-- start --
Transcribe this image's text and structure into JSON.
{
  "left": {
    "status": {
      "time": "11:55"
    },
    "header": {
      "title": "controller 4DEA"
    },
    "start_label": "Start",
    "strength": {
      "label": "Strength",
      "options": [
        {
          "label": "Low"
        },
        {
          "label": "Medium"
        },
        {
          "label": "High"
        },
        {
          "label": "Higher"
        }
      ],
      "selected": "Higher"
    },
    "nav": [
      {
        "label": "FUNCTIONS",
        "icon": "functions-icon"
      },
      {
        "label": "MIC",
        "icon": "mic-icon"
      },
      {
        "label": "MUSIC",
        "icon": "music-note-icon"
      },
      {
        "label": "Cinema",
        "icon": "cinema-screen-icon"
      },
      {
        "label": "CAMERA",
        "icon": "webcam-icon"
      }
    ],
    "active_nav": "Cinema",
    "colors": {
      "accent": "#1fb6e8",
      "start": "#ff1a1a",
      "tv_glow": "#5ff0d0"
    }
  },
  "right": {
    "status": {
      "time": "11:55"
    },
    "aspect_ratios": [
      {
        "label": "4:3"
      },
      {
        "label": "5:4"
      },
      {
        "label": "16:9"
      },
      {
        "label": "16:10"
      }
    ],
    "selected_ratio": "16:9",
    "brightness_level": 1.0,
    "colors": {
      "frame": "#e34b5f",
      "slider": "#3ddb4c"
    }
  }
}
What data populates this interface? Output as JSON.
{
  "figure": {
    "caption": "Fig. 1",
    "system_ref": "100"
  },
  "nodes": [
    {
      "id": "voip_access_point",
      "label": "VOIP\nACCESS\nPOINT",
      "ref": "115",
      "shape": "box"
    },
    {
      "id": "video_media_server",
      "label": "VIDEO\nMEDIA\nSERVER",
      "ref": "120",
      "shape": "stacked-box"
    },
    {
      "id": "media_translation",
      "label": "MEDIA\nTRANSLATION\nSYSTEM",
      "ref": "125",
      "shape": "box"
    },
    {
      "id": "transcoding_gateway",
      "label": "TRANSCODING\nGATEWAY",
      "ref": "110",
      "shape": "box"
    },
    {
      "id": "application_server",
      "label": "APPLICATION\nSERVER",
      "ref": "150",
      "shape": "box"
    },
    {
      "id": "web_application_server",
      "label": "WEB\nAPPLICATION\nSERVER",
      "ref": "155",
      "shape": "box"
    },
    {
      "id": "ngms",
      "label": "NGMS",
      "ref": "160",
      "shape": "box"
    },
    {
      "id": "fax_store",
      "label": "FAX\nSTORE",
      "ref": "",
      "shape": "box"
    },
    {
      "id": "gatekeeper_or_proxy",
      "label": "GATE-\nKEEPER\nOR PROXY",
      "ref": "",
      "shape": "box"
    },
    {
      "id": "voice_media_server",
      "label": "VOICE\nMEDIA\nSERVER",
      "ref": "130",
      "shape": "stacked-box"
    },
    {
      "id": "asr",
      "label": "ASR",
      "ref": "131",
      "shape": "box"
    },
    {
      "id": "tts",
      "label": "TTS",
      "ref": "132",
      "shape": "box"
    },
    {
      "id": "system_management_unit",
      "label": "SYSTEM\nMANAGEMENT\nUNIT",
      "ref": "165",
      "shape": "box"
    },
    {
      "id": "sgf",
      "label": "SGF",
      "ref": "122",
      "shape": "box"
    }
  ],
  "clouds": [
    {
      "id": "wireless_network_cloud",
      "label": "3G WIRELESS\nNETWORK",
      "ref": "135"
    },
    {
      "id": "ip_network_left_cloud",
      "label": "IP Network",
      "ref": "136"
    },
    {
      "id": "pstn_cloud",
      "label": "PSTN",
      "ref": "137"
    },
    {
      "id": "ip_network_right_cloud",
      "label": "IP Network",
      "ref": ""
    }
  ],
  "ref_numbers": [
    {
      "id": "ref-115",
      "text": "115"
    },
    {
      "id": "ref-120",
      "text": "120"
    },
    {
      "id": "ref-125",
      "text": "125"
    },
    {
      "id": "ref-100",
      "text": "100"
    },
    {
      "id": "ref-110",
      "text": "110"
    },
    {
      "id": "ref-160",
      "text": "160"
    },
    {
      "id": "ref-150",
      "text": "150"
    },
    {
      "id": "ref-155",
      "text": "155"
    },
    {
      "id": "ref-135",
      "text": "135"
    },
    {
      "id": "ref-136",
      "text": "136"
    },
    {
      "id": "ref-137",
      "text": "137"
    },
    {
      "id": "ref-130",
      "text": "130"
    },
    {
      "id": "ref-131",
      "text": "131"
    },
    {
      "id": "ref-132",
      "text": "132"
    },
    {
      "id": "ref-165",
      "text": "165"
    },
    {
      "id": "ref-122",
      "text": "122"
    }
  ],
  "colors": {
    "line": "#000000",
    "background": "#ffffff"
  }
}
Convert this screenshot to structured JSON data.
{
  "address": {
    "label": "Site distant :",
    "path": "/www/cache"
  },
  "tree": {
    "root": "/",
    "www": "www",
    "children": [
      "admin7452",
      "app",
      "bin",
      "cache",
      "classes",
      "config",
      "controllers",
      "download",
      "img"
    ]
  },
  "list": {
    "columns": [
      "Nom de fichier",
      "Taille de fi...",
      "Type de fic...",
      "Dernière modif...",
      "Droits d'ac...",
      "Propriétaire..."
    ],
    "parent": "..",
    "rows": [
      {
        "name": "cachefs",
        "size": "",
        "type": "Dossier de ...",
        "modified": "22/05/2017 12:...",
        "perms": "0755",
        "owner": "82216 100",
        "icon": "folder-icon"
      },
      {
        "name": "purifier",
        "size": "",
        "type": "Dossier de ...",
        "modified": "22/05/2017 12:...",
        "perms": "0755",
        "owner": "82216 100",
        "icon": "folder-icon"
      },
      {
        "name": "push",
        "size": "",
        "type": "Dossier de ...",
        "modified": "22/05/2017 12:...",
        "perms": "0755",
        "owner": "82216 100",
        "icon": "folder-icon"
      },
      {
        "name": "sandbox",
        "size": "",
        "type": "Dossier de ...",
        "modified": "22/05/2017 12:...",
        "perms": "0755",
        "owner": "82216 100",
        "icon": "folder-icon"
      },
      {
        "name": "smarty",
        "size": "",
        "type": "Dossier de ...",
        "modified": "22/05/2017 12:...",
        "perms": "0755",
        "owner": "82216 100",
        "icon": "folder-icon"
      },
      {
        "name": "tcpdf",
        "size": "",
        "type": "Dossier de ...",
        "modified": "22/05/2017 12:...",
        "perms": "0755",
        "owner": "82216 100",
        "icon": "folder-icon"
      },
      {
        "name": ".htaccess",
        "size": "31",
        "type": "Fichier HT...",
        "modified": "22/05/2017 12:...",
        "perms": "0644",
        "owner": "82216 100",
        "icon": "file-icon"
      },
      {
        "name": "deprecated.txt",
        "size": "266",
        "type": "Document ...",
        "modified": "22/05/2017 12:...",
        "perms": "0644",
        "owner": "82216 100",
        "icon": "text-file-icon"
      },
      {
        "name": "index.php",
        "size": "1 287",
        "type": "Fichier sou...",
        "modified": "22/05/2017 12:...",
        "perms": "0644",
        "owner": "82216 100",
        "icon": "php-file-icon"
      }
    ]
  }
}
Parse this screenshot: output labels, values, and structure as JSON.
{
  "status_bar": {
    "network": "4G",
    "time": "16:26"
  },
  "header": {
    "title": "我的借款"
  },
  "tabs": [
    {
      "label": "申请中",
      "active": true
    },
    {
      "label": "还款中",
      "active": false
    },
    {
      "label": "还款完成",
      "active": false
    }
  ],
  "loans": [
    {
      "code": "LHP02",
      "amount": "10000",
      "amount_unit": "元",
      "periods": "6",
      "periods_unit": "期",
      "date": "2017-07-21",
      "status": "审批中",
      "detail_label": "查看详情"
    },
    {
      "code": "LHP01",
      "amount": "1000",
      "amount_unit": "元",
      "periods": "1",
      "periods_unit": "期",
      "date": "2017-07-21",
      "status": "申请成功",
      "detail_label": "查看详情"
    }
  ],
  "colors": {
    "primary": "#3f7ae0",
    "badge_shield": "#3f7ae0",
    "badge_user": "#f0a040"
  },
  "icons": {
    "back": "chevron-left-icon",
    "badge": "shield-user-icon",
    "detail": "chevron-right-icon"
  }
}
-- end --
**WHAT YOU WILL DO:** Pull out all lines of the data with the string "JSON".

**TASK RESULT:**
Transcribe this image's text and structure into JSON.
What data populates this interface? Output as JSON.
Convert this screenshot to structured JSON data.
Parse this screenshot: output labels, values, and structure as JSON.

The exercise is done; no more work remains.